▶ WHAT THE TASK ASKS: Below are some entries. Copy each line that holds the string "colors".
## Start ENTRIES SHOWN
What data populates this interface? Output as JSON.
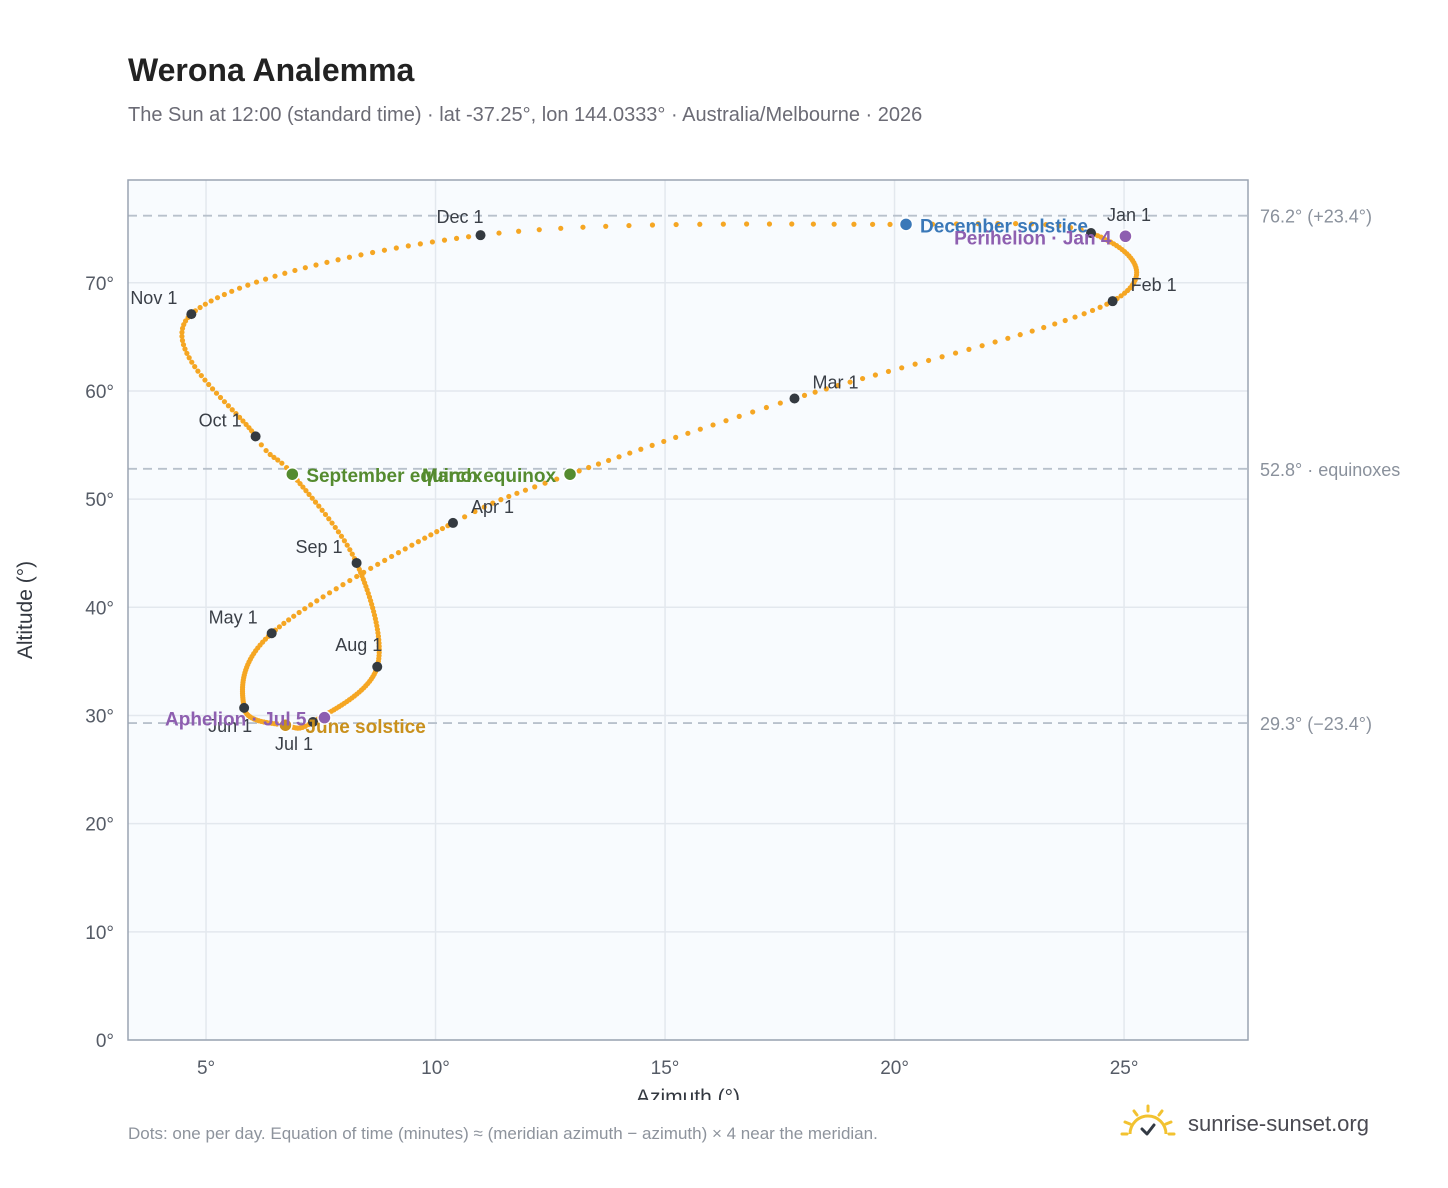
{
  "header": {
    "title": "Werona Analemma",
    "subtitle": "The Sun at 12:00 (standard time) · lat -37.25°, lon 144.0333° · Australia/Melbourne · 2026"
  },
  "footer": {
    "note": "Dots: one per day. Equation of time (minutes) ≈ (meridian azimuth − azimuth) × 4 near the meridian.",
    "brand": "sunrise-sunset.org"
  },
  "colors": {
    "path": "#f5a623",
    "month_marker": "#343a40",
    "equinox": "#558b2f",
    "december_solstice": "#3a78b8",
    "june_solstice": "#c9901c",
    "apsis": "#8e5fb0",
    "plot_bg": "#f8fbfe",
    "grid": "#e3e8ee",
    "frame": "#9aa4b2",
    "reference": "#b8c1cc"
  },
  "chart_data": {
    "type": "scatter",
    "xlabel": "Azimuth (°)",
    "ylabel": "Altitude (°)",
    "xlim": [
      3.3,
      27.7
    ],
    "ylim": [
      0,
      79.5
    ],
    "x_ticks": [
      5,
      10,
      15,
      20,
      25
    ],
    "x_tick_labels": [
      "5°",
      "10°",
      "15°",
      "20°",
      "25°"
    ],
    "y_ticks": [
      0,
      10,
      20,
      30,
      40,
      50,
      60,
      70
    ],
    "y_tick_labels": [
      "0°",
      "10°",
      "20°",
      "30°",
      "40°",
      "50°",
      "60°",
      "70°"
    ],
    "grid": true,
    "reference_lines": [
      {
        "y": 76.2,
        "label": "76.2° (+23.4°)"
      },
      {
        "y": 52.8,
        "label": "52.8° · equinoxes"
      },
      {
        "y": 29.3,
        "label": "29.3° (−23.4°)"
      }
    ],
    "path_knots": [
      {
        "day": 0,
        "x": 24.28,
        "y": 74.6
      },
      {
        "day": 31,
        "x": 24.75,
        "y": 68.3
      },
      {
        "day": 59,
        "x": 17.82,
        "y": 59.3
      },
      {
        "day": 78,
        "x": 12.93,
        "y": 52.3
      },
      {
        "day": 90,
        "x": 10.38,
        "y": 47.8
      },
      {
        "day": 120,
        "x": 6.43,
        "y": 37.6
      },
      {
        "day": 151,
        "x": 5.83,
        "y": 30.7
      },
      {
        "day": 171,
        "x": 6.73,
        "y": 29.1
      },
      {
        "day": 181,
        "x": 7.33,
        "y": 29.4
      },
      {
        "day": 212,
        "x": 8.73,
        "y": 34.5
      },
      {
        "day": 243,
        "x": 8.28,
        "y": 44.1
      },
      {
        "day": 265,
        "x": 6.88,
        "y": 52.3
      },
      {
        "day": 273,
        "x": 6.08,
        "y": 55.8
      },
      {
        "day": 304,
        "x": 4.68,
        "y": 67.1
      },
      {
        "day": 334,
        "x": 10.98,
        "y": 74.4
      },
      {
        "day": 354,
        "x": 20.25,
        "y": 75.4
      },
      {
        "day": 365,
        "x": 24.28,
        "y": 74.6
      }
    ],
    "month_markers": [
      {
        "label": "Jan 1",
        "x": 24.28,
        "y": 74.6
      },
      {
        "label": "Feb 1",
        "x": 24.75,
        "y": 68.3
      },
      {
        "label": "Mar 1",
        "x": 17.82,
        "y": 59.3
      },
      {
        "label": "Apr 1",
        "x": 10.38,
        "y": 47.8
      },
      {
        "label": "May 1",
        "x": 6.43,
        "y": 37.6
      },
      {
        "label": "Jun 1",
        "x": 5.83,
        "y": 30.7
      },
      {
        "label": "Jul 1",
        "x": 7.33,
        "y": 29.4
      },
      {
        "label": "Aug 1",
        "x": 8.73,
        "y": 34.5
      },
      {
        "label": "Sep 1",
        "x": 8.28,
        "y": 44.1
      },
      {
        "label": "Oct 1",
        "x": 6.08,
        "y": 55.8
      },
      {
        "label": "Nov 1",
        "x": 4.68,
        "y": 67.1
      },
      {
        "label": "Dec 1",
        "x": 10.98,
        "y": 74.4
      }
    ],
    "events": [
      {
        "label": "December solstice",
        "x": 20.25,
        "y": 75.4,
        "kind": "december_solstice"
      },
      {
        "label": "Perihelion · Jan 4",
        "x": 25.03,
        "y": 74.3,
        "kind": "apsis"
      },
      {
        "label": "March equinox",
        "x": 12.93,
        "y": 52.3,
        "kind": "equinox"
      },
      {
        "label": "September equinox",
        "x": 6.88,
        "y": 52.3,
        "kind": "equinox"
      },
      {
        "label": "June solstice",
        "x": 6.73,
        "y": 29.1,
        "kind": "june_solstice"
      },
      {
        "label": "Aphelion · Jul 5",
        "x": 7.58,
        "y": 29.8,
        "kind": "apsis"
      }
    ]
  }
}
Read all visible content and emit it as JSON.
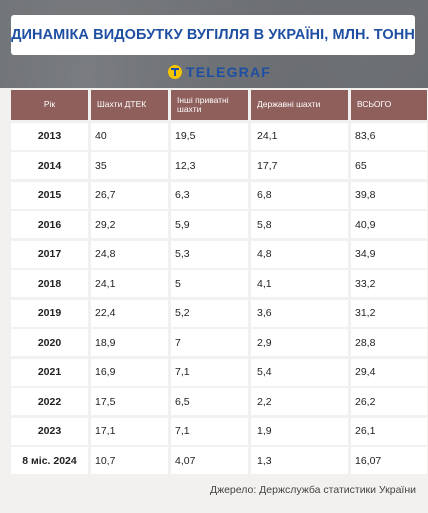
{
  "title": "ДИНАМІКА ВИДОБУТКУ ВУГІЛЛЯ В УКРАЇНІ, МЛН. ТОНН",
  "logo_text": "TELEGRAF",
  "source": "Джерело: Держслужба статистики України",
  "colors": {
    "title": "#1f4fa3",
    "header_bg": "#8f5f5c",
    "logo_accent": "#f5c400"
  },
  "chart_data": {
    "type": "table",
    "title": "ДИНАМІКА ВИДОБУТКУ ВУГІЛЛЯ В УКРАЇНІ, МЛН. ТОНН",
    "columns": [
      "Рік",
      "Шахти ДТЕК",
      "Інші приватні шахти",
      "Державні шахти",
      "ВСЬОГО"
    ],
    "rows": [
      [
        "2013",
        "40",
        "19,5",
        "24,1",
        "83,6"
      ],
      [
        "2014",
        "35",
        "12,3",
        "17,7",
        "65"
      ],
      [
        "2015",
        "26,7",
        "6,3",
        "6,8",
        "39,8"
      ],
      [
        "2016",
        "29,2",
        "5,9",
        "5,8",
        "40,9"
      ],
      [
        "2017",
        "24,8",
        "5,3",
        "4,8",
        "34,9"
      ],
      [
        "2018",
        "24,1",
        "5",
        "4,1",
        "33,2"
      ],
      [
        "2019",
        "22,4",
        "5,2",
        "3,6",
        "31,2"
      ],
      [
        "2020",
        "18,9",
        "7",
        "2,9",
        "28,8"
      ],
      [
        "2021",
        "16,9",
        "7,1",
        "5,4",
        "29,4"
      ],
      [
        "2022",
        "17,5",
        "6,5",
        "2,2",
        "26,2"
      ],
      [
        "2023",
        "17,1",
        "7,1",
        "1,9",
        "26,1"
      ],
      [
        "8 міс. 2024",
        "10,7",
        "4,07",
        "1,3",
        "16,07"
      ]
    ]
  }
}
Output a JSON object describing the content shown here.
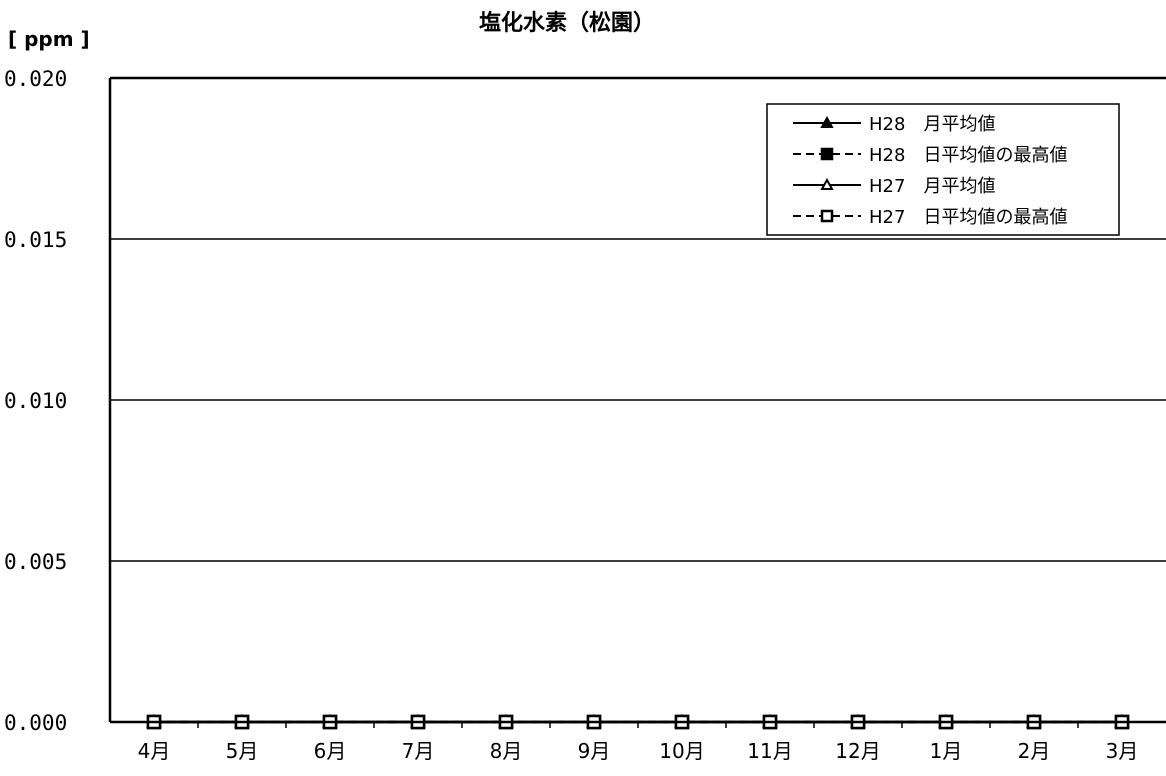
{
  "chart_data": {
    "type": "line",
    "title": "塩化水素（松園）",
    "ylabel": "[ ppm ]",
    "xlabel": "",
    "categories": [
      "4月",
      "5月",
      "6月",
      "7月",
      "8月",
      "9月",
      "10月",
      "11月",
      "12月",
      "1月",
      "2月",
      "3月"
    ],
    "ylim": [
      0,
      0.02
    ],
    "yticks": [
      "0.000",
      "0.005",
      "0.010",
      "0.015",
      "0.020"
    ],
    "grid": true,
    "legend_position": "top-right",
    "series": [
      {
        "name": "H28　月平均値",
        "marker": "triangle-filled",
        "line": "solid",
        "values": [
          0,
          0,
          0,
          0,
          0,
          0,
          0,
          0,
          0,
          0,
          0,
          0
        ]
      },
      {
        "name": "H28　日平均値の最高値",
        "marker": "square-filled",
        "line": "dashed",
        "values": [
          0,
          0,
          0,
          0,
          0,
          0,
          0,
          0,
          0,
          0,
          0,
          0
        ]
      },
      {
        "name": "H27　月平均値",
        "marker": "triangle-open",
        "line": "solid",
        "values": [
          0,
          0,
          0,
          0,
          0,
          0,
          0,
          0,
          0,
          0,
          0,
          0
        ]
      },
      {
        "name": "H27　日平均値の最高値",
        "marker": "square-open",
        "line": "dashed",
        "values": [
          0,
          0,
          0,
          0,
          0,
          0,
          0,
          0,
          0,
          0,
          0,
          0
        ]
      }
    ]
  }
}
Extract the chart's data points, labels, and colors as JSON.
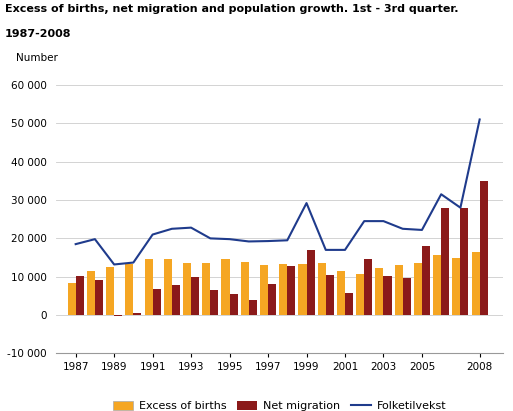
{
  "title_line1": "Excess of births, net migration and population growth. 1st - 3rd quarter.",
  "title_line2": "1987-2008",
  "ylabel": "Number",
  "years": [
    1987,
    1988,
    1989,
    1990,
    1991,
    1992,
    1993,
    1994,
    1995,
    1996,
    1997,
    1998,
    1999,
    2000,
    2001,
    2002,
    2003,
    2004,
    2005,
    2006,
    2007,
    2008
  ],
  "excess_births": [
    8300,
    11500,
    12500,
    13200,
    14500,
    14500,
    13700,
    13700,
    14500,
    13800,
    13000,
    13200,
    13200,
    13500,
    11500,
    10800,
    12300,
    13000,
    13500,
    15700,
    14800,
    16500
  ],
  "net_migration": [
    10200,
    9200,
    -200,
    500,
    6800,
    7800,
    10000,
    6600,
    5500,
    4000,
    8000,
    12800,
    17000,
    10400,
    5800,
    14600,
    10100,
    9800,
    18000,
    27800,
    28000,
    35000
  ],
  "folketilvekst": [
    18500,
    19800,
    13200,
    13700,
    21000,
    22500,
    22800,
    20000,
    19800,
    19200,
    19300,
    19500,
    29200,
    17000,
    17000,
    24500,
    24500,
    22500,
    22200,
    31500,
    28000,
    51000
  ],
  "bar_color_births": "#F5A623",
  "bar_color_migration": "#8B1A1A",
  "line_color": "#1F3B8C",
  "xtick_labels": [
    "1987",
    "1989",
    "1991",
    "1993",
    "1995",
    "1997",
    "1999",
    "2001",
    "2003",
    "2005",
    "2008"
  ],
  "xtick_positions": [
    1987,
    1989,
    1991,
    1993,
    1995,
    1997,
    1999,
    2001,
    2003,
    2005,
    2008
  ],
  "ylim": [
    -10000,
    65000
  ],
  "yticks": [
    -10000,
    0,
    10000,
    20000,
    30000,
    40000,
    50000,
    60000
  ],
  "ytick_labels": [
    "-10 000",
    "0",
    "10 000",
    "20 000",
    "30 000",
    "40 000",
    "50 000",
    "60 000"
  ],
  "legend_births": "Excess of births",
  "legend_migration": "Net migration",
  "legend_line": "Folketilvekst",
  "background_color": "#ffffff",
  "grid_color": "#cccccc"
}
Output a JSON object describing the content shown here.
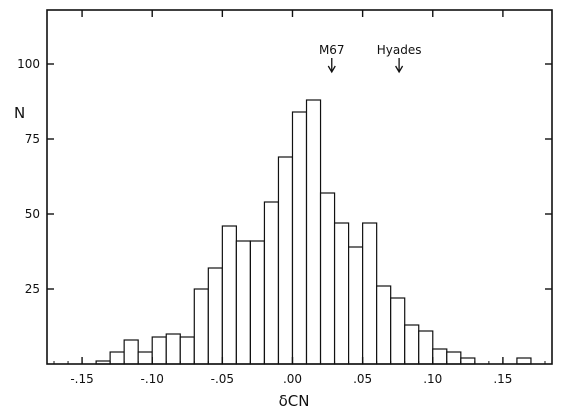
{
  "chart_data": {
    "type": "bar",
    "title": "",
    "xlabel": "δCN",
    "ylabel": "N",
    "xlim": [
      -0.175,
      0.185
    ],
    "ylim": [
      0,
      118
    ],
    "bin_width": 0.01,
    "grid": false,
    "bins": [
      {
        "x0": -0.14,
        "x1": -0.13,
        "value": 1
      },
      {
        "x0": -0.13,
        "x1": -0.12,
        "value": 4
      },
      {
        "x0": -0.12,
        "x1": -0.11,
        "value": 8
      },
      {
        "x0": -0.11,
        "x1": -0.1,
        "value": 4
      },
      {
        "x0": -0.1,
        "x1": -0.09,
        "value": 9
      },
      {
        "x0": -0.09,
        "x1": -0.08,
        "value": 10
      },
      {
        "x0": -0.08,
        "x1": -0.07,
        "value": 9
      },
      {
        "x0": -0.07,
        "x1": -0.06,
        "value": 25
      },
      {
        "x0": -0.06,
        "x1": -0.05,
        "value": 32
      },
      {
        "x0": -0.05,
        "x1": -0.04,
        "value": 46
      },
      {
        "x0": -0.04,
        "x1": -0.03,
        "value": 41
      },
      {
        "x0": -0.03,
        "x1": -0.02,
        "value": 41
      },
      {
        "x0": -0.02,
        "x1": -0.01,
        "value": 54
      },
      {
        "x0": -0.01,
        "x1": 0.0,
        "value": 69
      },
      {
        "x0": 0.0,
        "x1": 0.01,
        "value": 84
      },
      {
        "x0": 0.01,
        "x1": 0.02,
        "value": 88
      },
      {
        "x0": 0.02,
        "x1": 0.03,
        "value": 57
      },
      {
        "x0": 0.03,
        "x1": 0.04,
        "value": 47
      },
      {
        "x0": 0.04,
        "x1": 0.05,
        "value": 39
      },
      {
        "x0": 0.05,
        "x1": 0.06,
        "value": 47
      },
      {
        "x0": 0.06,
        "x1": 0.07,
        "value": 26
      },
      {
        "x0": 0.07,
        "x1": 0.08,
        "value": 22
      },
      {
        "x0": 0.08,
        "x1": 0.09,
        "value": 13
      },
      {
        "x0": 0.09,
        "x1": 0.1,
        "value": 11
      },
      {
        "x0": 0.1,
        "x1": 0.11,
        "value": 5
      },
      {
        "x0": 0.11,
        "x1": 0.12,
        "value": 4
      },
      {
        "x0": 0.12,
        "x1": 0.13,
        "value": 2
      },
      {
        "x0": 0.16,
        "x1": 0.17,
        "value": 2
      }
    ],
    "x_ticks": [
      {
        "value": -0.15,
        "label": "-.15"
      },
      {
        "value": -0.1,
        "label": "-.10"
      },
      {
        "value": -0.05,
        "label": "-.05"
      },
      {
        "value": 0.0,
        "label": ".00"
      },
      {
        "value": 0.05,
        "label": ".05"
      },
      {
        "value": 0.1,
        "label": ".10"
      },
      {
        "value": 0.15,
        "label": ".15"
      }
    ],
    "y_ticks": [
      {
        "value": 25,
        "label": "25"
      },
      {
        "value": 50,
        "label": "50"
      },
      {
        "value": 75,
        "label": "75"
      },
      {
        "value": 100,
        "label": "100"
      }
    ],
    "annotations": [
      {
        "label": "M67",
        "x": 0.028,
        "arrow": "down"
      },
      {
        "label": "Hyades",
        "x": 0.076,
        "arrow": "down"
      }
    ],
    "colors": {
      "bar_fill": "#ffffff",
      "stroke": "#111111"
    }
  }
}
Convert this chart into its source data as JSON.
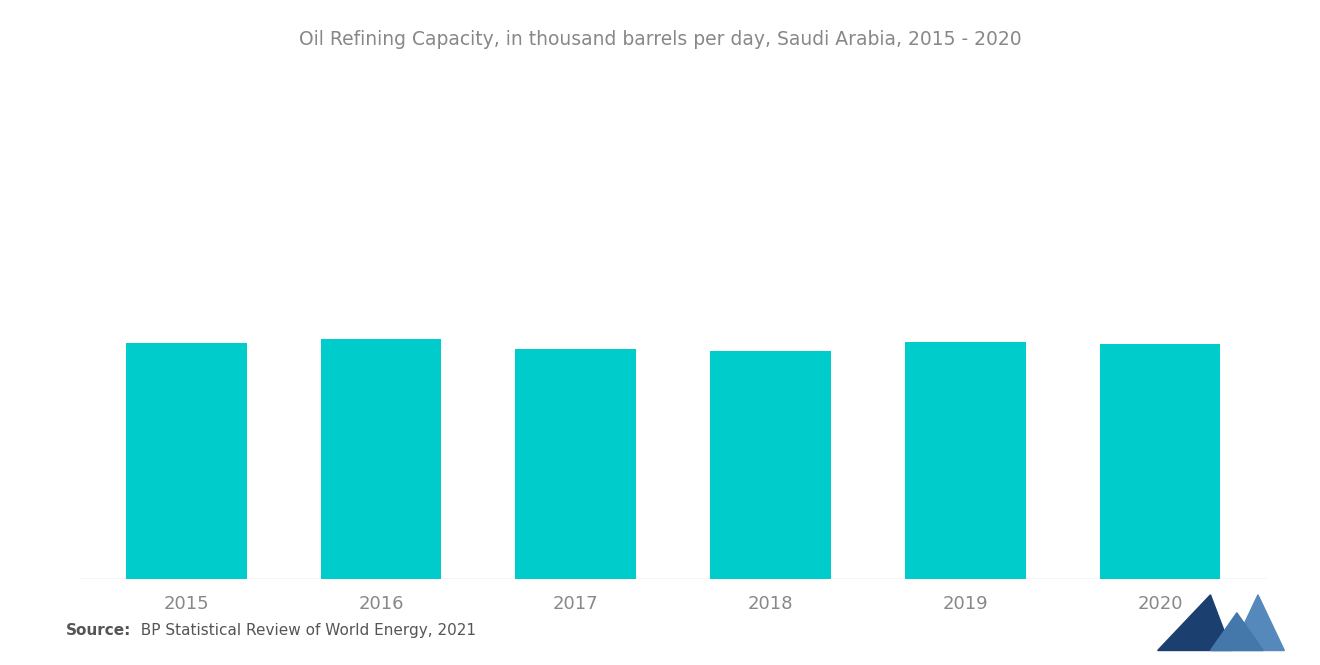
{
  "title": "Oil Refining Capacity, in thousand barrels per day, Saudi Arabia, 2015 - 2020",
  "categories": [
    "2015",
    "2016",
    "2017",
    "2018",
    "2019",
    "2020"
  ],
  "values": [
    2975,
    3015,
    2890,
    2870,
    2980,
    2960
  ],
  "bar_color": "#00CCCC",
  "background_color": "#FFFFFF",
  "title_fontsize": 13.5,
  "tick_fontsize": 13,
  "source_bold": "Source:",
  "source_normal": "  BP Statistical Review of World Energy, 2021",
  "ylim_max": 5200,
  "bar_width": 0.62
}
## End ENTRIES SHOWN
▶ RESULT OF THIS TASK:
  "colors": {
  "colors": {
Extract the chart's data points, labels, and colors as JSON.
    "colors": {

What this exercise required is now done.